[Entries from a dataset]
== == ==

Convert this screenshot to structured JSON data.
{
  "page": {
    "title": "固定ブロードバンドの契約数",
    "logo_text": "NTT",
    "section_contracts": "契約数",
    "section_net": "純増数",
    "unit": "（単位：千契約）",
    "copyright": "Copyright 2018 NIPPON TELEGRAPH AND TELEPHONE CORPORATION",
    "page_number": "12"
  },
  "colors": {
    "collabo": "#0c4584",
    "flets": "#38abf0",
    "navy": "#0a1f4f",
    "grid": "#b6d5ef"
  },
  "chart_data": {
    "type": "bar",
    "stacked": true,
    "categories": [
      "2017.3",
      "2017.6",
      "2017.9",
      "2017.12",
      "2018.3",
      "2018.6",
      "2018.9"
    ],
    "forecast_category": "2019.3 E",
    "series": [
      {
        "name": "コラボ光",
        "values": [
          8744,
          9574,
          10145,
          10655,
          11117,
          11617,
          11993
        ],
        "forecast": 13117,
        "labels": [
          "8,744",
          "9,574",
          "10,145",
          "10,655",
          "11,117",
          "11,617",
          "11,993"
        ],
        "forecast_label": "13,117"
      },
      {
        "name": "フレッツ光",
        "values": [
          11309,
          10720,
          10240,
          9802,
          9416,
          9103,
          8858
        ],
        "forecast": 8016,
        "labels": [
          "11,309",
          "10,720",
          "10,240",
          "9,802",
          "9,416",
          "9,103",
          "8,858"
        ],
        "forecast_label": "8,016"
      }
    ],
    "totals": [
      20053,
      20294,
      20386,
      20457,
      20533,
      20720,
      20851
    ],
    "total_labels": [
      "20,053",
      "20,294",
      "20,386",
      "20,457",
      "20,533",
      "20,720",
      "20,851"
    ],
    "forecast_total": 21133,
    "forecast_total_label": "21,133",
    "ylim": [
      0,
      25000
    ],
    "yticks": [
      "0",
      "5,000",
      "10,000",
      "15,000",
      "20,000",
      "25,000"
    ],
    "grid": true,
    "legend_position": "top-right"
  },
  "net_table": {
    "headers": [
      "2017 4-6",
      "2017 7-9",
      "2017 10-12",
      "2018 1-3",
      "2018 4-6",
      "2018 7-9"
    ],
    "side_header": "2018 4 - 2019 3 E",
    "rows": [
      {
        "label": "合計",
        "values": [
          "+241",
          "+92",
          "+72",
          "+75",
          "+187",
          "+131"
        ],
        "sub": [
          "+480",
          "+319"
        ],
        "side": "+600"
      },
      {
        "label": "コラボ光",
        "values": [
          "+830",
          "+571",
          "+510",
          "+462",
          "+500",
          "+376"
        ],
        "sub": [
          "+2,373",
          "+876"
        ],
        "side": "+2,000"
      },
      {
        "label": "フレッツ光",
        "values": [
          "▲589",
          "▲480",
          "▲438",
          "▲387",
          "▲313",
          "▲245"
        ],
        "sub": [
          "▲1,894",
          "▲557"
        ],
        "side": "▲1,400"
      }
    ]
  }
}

== == ==

Output every record above exactly as it appears.

* The result
Convert this screenshot to structured JSON data.
{
  "page": {
    "title": "固定ブロードバンドの契約数",
    "logo_text": "NTT",
    "section_contracts": "契約数",
    "section_net": "純増数",
    "unit": "（単位：千契約）",
    "copyright": "Copyright 2018 NIPPON TELEGRAPH AND TELEPHONE CORPORATION",
    "page_number": "12"
  },
  "colors": {
    "collabo": "#0c4584",
    "flets": "#38abf0",
    "navy": "#0a1f4f",
    "grid": "#b6d5ef"
  },
  "chart_data": {
    "type": "bar",
    "stacked": true,
    "categories": [
      "2017.3",
      "2017.6",
      "2017.9",
      "2017.12",
      "2018.3",
      "2018.6",
      "2018.9"
    ],
    "forecast_category": "2019.3 E",
    "series": [
      {
        "name": "コラボ光",
        "values": [
          8744,
          9574,
          10145,
          10655,
          11117,
          11617,
          11993
        ],
        "forecast": 13117,
        "labels": [
          "8,744",
          "9,574",
          "10,145",
          "10,655",
          "11,117",
          "11,617",
          "11,993"
        ],
        "forecast_label": "13,117"
      },
      {
        "name": "フレッツ光",
        "values": [
          11309,
          10720,
          10240,
          9802,
          9416,
          9103,
          8858
        ],
        "forecast": 8016,
        "labels": [
          "11,309",
          "10,720",
          "10,240",
          "9,802",
          "9,416",
          "9,103",
          "8,858"
        ],
        "forecast_label": "8,016"
      }
    ],
    "totals": [
      20053,
      20294,
      20386,
      20457,
      20533,
      20720,
      20851
    ],
    "total_labels": [
      "20,053",
      "20,294",
      "20,386",
      "20,457",
      "20,533",
      "20,720",
      "20,851"
    ],
    "forecast_total": 21133,
    "forecast_total_label": "21,133",
    "ylim": [
      0,
      25000
    ],
    "yticks": [
      "0",
      "5,000",
      "10,000",
      "15,000",
      "20,000",
      "25,000"
    ],
    "grid": true,
    "legend_position": "top-right"
  },
  "net_table": {
    "headers": [
      "2017 4-6",
      "2017 7-9",
      "2017 10-12",
      "2018 1-3",
      "2018 4-6",
      "2018 7-9"
    ],
    "side_header": "2018 4 - 2019 3 E",
    "rows": [
      {
        "label": "合計",
        "values": [
          "+241",
          "+92",
          "+72",
          "+75",
          "+187",
          "+131"
        ],
        "sub": [
          "+480",
          "+319"
        ],
        "side": "+600"
      },
      {
        "label": "コラボ光",
        "values": [
          "+830",
          "+571",
          "+510",
          "+462",
          "+500",
          "+376"
        ],
        "sub": [
          "+2,373",
          "+876"
        ],
        "side": "+2,000"
      },
      {
        "label": "フレッツ光",
        "values": [
          "▲589",
          "▲480",
          "▲438",
          "▲387",
          "▲313",
          "▲245"
        ],
        "sub": [
          "▲1,894",
          "▲557"
        ],
        "side": "▲1,400"
      }
    ]
  }
}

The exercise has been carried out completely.